EXERCISE INSTRUCTIONS
Your task is to print all of the data word for word.

Collection entries

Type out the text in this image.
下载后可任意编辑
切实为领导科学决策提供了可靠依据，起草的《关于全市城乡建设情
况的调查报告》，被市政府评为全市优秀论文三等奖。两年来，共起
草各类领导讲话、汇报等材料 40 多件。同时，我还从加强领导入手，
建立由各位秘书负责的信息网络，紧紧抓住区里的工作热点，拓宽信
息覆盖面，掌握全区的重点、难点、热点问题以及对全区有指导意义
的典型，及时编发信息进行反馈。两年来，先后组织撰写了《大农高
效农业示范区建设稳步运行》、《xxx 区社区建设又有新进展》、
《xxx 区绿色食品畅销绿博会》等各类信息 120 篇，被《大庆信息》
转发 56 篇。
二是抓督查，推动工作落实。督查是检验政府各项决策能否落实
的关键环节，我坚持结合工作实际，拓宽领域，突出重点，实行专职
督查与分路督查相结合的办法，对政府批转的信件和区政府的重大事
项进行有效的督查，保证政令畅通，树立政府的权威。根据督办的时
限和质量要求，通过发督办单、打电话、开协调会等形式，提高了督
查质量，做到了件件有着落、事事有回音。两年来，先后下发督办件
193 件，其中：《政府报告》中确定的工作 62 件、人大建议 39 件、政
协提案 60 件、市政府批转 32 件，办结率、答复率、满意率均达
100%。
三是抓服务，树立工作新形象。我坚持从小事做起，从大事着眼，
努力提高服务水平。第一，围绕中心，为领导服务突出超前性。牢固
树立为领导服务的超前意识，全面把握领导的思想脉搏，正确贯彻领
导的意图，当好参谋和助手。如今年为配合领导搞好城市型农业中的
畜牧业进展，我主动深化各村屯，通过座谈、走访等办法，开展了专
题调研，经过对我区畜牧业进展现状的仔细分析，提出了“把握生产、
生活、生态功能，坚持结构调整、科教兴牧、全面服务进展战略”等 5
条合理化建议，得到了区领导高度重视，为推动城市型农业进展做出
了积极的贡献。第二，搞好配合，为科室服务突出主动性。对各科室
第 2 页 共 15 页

EXERCISE RESPONSE
Type out the text in this image.
下载后可任意编辑
切实为领导科学决策提供了可靠依据，起草的《关于全市城乡建设情
况的调查报告》，被市政府评为全市优秀论文三等奖。两年来，共起
草各类领导讲话、汇报等材料 40 多件。同时，我还从加强领导入手，
建立由各位秘书负责的信息网络，紧紧抓住区里的工作热点，拓宽信
息覆盖面，掌握全区的重点、难点、热点问题以及对全区有指导意义
的典型，及时编发信息进行反馈。两年来，先后组织撰写了《大农高
效农业示范区建设稳步运行》、《xxx 区社区建设又有新进展》、
《xxx 区绿色食品畅销绿博会》等各类信息 120 篇，被《大庆信息》
转发 56 篇。
二是抓督查，推动工作落实。督查是检验政府各项决策能否落实
的关键环节，我坚持结合工作实际，拓宽领域，突出重点，实行专职
督查与分路督查相结合的办法，对政府批转的信件和区政府的重大事
项进行有效的督查，保证政令畅通，树立政府的权威。根据督办的时
限和质量要求，通过发督办单、打电话、开协调会等形式，提高了督
查质量，做到了件件有着落、事事有回音。两年来，先后下发督办件
193 件，其中：《政府报告》中确定的工作 62 件、人大建议 39 件、政
协提案 60 件、市政府批转 32 件，办结率、答复率、满意率均达
100%。
三是抓服务，树立工作新形象。我坚持从小事做起，从大事着眼，
努力提高服务水平。第一，围绕中心，为领导服务突出超前性。牢固
树立为领导服务的超前意识，全面把握领导的思想脉搏，正确贯彻领
导的意图，当好参谋和助手。如今年为配合领导搞好城市型农业中的
畜牧业进展，我主动深化各村屯，通过座谈、走访等办法，开展了专
题调研，经过对我区畜牧业进展现状的仔细分析，提出了“把握生产、
生活、生态功能，坚持结构调整、科教兴牧、全面服务进展战略”等 5
条合理化建议，得到了区领导高度重视，为推动城市型农业进展做出
了积极的贡献。第二，搞好配合，为科室服务突出主动性。对各科室
第 2 页 共 15 页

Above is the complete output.